[Collected data]
************
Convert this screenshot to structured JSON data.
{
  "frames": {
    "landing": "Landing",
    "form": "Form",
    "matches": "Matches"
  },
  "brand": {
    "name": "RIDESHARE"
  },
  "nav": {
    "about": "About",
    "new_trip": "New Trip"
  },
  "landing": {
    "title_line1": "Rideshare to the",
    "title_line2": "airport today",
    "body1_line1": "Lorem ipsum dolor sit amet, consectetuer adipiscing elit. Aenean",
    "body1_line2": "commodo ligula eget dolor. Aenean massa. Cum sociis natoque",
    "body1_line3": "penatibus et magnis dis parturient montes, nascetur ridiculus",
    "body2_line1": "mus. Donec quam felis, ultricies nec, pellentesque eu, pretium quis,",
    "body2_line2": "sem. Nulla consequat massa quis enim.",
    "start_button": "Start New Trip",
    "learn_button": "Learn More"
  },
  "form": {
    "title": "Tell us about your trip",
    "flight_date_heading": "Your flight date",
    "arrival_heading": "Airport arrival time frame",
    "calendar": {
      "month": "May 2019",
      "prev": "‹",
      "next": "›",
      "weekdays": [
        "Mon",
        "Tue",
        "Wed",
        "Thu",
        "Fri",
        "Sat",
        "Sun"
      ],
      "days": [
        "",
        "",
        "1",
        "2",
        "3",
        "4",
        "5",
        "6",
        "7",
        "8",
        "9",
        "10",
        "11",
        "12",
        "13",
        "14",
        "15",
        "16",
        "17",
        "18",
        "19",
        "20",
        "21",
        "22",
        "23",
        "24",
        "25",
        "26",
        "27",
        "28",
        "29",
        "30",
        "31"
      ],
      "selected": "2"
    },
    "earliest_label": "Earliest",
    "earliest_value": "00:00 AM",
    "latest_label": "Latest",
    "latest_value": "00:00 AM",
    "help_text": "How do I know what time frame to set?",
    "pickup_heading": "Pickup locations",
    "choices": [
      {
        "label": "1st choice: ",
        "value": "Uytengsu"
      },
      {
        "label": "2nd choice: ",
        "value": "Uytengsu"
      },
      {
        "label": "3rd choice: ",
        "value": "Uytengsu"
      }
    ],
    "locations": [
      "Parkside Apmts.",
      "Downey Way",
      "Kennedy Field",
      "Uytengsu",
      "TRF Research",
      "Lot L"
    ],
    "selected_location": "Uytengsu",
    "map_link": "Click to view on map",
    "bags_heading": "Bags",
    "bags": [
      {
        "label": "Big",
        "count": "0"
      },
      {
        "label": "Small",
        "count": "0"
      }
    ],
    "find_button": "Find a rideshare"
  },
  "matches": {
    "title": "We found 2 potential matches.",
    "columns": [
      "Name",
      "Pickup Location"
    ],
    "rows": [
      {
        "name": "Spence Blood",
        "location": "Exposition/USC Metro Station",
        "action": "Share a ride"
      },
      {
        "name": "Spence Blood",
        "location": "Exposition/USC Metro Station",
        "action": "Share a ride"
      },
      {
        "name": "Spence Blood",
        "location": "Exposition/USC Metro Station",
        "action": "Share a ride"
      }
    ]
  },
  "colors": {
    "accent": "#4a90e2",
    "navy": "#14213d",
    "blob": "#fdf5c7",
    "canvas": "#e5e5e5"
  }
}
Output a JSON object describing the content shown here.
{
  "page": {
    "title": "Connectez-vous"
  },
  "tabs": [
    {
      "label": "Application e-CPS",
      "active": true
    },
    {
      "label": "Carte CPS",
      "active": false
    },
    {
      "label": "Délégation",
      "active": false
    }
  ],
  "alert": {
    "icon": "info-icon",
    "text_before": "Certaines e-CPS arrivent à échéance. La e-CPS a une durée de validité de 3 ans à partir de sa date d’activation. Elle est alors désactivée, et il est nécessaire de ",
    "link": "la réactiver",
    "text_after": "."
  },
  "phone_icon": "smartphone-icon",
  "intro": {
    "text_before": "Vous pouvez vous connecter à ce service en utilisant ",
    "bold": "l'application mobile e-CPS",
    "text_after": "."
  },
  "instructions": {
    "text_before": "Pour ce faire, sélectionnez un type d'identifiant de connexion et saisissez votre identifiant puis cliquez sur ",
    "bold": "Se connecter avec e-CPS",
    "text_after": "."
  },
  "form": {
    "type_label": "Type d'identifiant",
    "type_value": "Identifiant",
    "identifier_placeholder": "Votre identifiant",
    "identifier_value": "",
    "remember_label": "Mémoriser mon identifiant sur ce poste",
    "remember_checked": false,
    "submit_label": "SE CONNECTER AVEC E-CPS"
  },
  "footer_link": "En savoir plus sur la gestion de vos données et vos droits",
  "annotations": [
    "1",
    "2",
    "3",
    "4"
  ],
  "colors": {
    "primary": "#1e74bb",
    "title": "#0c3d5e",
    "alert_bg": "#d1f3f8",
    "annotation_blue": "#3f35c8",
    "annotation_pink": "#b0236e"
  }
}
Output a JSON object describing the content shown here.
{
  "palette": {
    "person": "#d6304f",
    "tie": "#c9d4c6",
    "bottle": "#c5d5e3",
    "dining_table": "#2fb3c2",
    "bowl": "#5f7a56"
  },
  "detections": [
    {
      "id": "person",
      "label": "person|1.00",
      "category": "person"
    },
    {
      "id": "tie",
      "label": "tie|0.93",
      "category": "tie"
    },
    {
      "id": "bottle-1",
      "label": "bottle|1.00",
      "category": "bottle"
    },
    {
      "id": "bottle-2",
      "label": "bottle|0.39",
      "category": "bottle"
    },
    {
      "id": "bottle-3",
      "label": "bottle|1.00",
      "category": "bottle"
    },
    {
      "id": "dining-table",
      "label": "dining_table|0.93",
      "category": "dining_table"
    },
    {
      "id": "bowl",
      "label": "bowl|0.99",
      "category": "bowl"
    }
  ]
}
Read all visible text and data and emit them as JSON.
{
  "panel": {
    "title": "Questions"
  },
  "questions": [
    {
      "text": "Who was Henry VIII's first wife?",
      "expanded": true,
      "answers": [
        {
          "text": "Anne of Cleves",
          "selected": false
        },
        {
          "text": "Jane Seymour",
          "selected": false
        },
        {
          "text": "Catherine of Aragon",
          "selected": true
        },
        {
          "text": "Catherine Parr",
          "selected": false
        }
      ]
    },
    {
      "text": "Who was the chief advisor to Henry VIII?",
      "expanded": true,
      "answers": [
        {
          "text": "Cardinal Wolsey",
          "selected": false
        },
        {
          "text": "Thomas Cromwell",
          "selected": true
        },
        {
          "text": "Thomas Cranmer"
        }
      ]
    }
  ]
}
************
PROBLEM REQUIREMENTS ▸ From the listing above, copy every line that includes the word "about".

COMPLETE OUTPUT ▸
    "about": "About",
    "title": "Tell us about your trip",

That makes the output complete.